• **Exercise**
Transcribe every record that appears below, exactly and in full.

(Dataset items)
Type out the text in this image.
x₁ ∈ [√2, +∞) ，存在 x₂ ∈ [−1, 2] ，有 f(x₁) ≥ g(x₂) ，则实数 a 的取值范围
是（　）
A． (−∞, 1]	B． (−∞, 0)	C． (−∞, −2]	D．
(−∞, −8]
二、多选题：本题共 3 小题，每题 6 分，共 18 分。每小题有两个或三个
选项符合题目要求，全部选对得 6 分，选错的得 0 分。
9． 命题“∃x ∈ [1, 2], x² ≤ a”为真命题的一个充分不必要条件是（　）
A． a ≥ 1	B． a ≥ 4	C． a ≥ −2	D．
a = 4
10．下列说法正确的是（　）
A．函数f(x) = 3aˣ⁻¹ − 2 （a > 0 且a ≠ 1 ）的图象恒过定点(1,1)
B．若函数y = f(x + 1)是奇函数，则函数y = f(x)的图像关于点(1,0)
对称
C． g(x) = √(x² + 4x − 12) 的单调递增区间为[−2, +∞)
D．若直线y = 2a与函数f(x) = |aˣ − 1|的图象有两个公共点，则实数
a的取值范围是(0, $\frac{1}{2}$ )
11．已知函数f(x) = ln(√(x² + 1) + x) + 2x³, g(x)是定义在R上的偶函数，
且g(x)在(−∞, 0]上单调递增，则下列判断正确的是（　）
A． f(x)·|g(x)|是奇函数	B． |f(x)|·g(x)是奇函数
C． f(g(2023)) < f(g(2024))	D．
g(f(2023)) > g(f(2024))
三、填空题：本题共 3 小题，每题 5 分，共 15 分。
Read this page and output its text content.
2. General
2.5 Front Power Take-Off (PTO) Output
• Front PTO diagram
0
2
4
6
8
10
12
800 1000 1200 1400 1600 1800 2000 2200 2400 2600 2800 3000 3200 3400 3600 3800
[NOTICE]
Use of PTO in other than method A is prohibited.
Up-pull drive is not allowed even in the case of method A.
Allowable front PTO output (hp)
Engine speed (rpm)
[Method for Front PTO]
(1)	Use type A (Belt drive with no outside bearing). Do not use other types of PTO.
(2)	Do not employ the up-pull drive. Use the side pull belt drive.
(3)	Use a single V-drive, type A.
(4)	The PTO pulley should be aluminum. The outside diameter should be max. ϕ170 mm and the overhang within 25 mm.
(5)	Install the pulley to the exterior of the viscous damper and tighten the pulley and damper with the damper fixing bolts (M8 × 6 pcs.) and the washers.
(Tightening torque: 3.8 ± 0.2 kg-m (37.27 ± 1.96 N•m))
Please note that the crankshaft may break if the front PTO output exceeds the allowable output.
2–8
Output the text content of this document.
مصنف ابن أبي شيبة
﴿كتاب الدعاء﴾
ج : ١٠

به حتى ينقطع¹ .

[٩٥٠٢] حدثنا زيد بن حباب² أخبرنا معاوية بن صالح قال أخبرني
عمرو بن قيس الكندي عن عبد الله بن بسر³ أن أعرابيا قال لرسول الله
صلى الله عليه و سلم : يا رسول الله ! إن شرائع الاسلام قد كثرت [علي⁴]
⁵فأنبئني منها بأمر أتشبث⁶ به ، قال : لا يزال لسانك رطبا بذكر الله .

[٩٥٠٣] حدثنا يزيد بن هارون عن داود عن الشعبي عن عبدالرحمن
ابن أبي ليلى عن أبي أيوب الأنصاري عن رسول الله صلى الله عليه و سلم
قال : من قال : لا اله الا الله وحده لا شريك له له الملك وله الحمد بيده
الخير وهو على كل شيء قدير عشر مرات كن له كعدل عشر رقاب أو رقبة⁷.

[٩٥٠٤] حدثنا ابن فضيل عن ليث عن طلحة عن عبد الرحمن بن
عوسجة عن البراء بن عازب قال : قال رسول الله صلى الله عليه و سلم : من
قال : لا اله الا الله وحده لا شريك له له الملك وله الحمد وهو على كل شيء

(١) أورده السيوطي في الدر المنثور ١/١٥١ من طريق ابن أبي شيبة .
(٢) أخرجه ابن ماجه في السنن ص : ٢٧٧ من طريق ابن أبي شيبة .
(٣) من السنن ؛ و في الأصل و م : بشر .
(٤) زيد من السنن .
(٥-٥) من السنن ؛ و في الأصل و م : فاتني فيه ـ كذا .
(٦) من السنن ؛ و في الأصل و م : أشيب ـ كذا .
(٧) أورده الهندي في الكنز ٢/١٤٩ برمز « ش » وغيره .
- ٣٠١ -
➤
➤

• **Result**
Type out the text in this image.
x₁ ∈ [√2, +∞) ，存在 x₂ ∈ [−1, 2] ，有 f(x₁) ≥ g(x₂) ，则实数 a 的取值范围
是（　）
A． (−∞, 1]	B． (−∞, 0)	C． (−∞, −2]	D．
(−∞, −8]
二、多选题：本题共 3 小题，每题 6 分，共 18 分。每小题有两个或三个
选项符合题目要求，全部选对得 6 分，选错的得 0 分。
9． 命题“∃x ∈ [1, 2], x² ≤ a”为真命题的一个充分不必要条件是（　）
A． a ≥ 1	B． a ≥ 4	C． a ≥ −2	D．
a = 4
10．下列说法正确的是（　）
A．函数f(x) = 3aˣ⁻¹ − 2 （a > 0 且a ≠ 1 ）的图象恒过定点(1,1)
B．若函数y = f(x + 1)是奇函数，则函数y = f(x)的图像关于点(1,0)
对称
C． g(x) = √(x² + 4x − 12) 的单调递增区间为[−2, +∞)
D．若直线y = 2a与函数f(x) = |aˣ − 1|的图象有两个公共点，则实数
a的取值范围是(0, $\frac{1}{2}$ )
11．已知函数f(x) = ln(√(x² + 1) + x) + 2x³, g(x)是定义在R上的偶函数，
且g(x)在(−∞, 0]上单调递增，则下列判断正确的是（　）
A． f(x)·|g(x)|是奇函数	B． |f(x)|·g(x)是奇函数
C． f(g(2023)) < f(g(2024))	D．
g(f(2023)) > g(f(2024))
三、填空题：本题共 3 小题，每题 5 分，共 15 分。
Read this page and output its text content.
2. General
2.5 Front Power Take-Off (PTO) Output
• Front PTO diagram
0
2
4
6
8
10
12
800 1000 1200 1400 1600 1800 2000 2200 2400 2600 2800 3000 3200 3400 3600 3800
[NOTICE]
Use of PTO in other than method A is prohibited.
Up-pull drive is not allowed even in the case of method A.
Allowable front PTO output (hp)
Engine speed (rpm)
[Method for Front PTO]
(1)	Use type A (Belt drive with no outside bearing). Do not use other types of PTO.
(2)	Do not employ the up-pull drive. Use the side pull belt drive.
(3)	Use a single V-drive, type A.
(4)	The PTO pulley should be aluminum. The outside diameter should be max. ϕ170 mm and the overhang within 25 mm.
(5)	Install the pulley to the exterior of the viscous damper and tighten the pulley and damper with the damper fixing bolts (M8 × 6 pcs.) and the washers.
(Tightening torque: 3.8 ± 0.2 kg-m (37.27 ± 1.96 N•m))
Please note that the crankshaft may break if the front PTO output exceeds the allowable output.
2–8
Output the text content of this document.
مصنف ابن أبي شيبة
﴿كتاب الدعاء﴾
ج : ١٠

به حتى ينقطع¹ .

[٩٥٠٢] حدثنا زيد بن حباب² أخبرنا معاوية بن صالح قال أخبرني
عمرو بن قيس الكندي عن عبد الله بن بسر³ أن أعرابيا قال لرسول الله
صلى الله عليه و سلم : يا رسول الله ! إن شرائع الاسلام قد كثرت [علي⁴]
⁵فأنبئني منها بأمر أتشبث⁶ به ، قال : لا يزال لسانك رطبا بذكر الله .

[٩٥٠٣] حدثنا يزيد بن هارون عن داود عن الشعبي عن عبدالرحمن
ابن أبي ليلى عن أبي أيوب الأنصاري عن رسول الله صلى الله عليه و سلم
قال : من قال : لا اله الا الله وحده لا شريك له له الملك وله الحمد بيده
الخير وهو على كل شيء قدير عشر مرات كن له كعدل عشر رقاب أو رقبة⁷.

[٩٥٠٤] حدثنا ابن فضيل عن ليث عن طلحة عن عبد الرحمن بن
عوسجة عن البراء بن عازب قال : قال رسول الله صلى الله عليه و سلم : من
قال : لا اله الا الله وحده لا شريك له له الملك وله الحمد وهو على كل شيء

(١) أورده السيوطي في الدر المنثور ١/١٥١ من طريق ابن أبي شيبة .
(٢) أخرجه ابن ماجه في السنن ص : ٢٧٧ من طريق ابن أبي شيبة .
(٣) من السنن ؛ و في الأصل و م : بشر .
(٤) زيد من السنن .
(٥-٥) من السنن ؛ و في الأصل و م : فاتني فيه ـ كذا .
(٦) من السنن ؛ و في الأصل و م : أشيب ـ كذا .
(٧) أورده الهندي في الكنز ٢/١٤٩ برمز « ش » وغيره .
- ٣٠١ -
➤
➤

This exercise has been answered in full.